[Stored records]
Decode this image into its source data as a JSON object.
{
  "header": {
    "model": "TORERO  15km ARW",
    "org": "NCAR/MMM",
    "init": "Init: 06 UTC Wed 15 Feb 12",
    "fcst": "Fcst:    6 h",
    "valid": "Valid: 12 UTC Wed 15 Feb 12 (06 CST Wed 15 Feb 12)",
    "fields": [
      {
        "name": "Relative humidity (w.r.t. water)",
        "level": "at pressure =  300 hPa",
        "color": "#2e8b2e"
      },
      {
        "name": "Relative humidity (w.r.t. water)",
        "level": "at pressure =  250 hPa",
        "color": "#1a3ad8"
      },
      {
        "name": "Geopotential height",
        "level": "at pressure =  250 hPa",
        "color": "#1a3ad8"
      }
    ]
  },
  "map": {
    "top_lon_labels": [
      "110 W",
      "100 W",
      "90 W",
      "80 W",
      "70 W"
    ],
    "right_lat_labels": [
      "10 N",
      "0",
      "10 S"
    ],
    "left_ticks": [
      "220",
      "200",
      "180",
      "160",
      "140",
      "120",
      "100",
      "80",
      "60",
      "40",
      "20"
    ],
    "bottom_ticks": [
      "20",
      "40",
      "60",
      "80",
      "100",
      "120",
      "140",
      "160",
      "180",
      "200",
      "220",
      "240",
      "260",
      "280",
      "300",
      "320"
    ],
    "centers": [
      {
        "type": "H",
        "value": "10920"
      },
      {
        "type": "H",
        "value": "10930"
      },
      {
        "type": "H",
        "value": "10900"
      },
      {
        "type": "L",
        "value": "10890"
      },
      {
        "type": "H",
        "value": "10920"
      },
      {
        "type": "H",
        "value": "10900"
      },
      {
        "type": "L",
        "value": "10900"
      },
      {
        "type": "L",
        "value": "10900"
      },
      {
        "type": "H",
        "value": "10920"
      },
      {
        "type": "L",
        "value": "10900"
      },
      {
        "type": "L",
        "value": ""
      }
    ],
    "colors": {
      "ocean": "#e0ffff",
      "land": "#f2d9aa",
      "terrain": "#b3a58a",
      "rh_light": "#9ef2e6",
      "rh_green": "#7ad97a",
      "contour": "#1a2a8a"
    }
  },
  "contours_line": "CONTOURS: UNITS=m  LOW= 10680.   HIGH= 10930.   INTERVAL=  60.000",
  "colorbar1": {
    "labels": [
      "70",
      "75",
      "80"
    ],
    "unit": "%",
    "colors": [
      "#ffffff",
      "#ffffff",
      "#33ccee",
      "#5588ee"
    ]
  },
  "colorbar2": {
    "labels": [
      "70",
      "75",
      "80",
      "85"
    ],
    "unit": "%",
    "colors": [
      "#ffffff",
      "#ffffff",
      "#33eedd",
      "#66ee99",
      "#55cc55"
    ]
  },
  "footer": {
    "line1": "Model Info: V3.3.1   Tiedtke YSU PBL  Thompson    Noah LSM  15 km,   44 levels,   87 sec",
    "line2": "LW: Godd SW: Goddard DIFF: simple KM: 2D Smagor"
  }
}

SET PROBLEM:
Each entry is to be returned in full, character for character.

THE RESULT:
Decode this image into its source data as a JSON object.
{
  "header": {
    "model": "TORERO  15km ARW",
    "org": "NCAR/MMM",
    "init": "Init: 06 UTC Wed 15 Feb 12",
    "fcst": "Fcst:    6 h",
    "valid": "Valid: 12 UTC Wed 15 Feb 12 (06 CST Wed 15 Feb 12)",
    "fields": [
      {
        "name": "Relative humidity (w.r.t. water)",
        "level": "at pressure =  300 hPa",
        "color": "#2e8b2e"
      },
      {
        "name": "Relative humidity (w.r.t. water)",
        "level": "at pressure =  250 hPa",
        "color": "#1a3ad8"
      },
      {
        "name": "Geopotential height",
        "level": "at pressure =  250 hPa",
        "color": "#1a3ad8"
      }
    ]
  },
  "map": {
    "top_lon_labels": [
      "110 W",
      "100 W",
      "90 W",
      "80 W",
      "70 W"
    ],
    "right_lat_labels": [
      "10 N",
      "0",
      "10 S"
    ],
    "left_ticks": [
      "220",
      "200",
      "180",
      "160",
      "140",
      "120",
      "100",
      "80",
      "60",
      "40",
      "20"
    ],
    "bottom_ticks": [
      "20",
      "40",
      "60",
      "80",
      "100",
      "120",
      "140",
      "160",
      "180",
      "200",
      "220",
      "240",
      "260",
      "280",
      "300",
      "320"
    ],
    "centers": [
      {
        "type": "H",
        "value": "10920"
      },
      {
        "type": "H",
        "value": "10930"
      },
      {
        "type": "H",
        "value": "10900"
      },
      {
        "type": "L",
        "value": "10890"
      },
      {
        "type": "H",
        "value": "10920"
      },
      {
        "type": "H",
        "value": "10900"
      },
      {
        "type": "L",
        "value": "10900"
      },
      {
        "type": "L",
        "value": "10900"
      },
      {
        "type": "H",
        "value": "10920"
      },
      {
        "type": "L",
        "value": "10900"
      },
      {
        "type": "L",
        "value": ""
      }
    ],
    "colors": {
      "ocean": "#e0ffff",
      "land": "#f2d9aa",
      "terrain": "#b3a58a",
      "rh_light": "#9ef2e6",
      "rh_green": "#7ad97a",
      "contour": "#1a2a8a"
    }
  },
  "contours_line": "CONTOURS: UNITS=m  LOW= 10680.   HIGH= 10930.   INTERVAL=  60.000",
  "colorbar1": {
    "labels": [
      "70",
      "75",
      "80"
    ],
    "unit": "%",
    "colors": [
      "#ffffff",
      "#ffffff",
      "#33ccee",
      "#5588ee"
    ]
  },
  "colorbar2": {
    "labels": [
      "70",
      "75",
      "80",
      "85"
    ],
    "unit": "%",
    "colors": [
      "#ffffff",
      "#ffffff",
      "#33eedd",
      "#66ee99",
      "#55cc55"
    ]
  },
  "footer": {
    "line1": "Model Info: V3.3.1   Tiedtke YSU PBL  Thompson    Noah LSM  15 km,   44 levels,   87 sec",
    "line2": "LW: Godd SW: Goddard DIFF: simple KM: 2D Smagor"
  }
}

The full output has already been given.